■ **Given request**: Reproduce the records below in full and exactly, without their images.

[Source records]
• • • • •

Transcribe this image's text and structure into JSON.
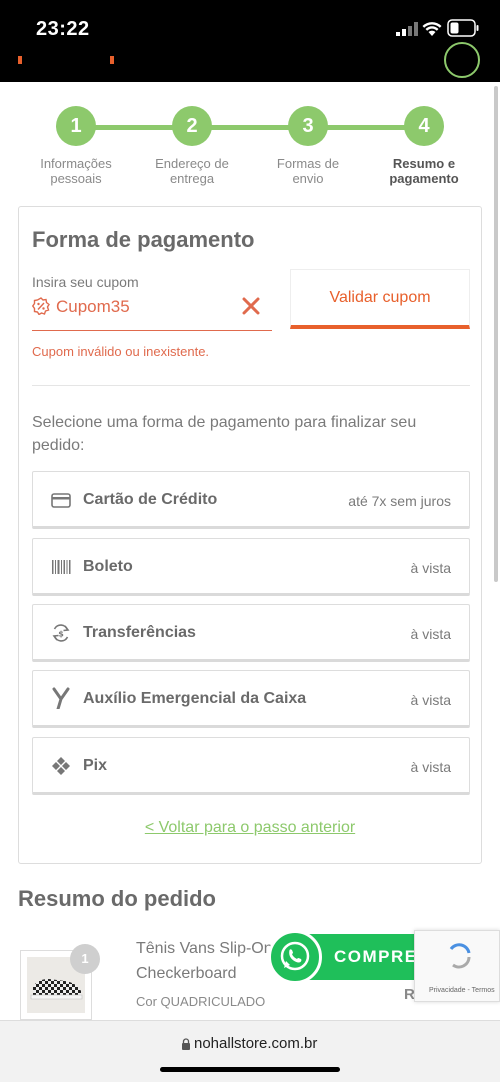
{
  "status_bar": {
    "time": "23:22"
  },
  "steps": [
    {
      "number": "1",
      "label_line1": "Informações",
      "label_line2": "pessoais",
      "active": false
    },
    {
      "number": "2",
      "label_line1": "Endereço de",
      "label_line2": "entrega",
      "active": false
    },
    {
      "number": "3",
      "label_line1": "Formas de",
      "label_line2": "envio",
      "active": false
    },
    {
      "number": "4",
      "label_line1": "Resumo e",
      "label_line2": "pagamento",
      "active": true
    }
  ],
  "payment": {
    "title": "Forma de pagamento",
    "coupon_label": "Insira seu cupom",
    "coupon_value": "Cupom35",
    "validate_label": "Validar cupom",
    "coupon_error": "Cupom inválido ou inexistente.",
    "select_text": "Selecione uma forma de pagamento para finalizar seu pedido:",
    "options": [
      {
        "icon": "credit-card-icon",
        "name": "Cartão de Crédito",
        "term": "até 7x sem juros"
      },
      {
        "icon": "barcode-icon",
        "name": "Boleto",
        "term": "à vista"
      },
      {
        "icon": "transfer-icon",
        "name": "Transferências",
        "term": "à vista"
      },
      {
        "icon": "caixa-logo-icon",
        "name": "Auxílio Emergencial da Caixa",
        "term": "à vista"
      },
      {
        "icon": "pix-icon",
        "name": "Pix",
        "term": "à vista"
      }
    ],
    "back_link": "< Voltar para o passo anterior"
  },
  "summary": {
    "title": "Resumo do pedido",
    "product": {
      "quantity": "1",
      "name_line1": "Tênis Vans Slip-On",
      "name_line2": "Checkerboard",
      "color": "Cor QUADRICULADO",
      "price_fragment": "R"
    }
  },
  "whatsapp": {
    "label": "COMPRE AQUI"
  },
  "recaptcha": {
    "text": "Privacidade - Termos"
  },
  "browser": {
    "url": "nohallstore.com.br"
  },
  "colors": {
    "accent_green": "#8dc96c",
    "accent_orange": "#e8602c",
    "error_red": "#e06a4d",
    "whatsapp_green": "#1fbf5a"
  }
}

• • • • •

■ **Output of the exercise**:
Transcribe this image's text and structure into JSON.
{
  "status_bar": {
    "time": "23:22"
  },
  "steps": [
    {
      "number": "1",
      "label_line1": "Informações",
      "label_line2": "pessoais",
      "active": false
    },
    {
      "number": "2",
      "label_line1": "Endereço de",
      "label_line2": "entrega",
      "active": false
    },
    {
      "number": "3",
      "label_line1": "Formas de",
      "label_line2": "envio",
      "active": false
    },
    {
      "number": "4",
      "label_line1": "Resumo e",
      "label_line2": "pagamento",
      "active": true
    }
  ],
  "payment": {
    "title": "Forma de pagamento",
    "coupon_label": "Insira seu cupom",
    "coupon_value": "Cupom35",
    "validate_label": "Validar cupom",
    "coupon_error": "Cupom inválido ou inexistente.",
    "select_text": "Selecione uma forma de pagamento para finalizar seu pedido:",
    "options": [
      {
        "icon": "credit-card-icon",
        "name": "Cartão de Crédito",
        "term": "até 7x sem juros"
      },
      {
        "icon": "barcode-icon",
        "name": "Boleto",
        "term": "à vista"
      },
      {
        "icon": "transfer-icon",
        "name": "Transferências",
        "term": "à vista"
      },
      {
        "icon": "caixa-logo-icon",
        "name": "Auxílio Emergencial da Caixa",
        "term": "à vista"
      },
      {
        "icon": "pix-icon",
        "name": "Pix",
        "term": "à vista"
      }
    ],
    "back_link": "< Voltar para o passo anterior"
  },
  "summary": {
    "title": "Resumo do pedido",
    "product": {
      "quantity": "1",
      "name_line1": "Tênis Vans Slip-On",
      "name_line2": "Checkerboard",
      "color": "Cor QUADRICULADO",
      "price_fragment": "R"
    }
  },
  "whatsapp": {
    "label": "COMPRE AQUI"
  },
  "recaptcha": {
    "text": "Privacidade - Termos"
  },
  "browser": {
    "url": "nohallstore.com.br"
  },
  "colors": {
    "accent_green": "#8dc96c",
    "accent_orange": "#e8602c",
    "error_red": "#e06a4d",
    "whatsapp_green": "#1fbf5a"
  }
}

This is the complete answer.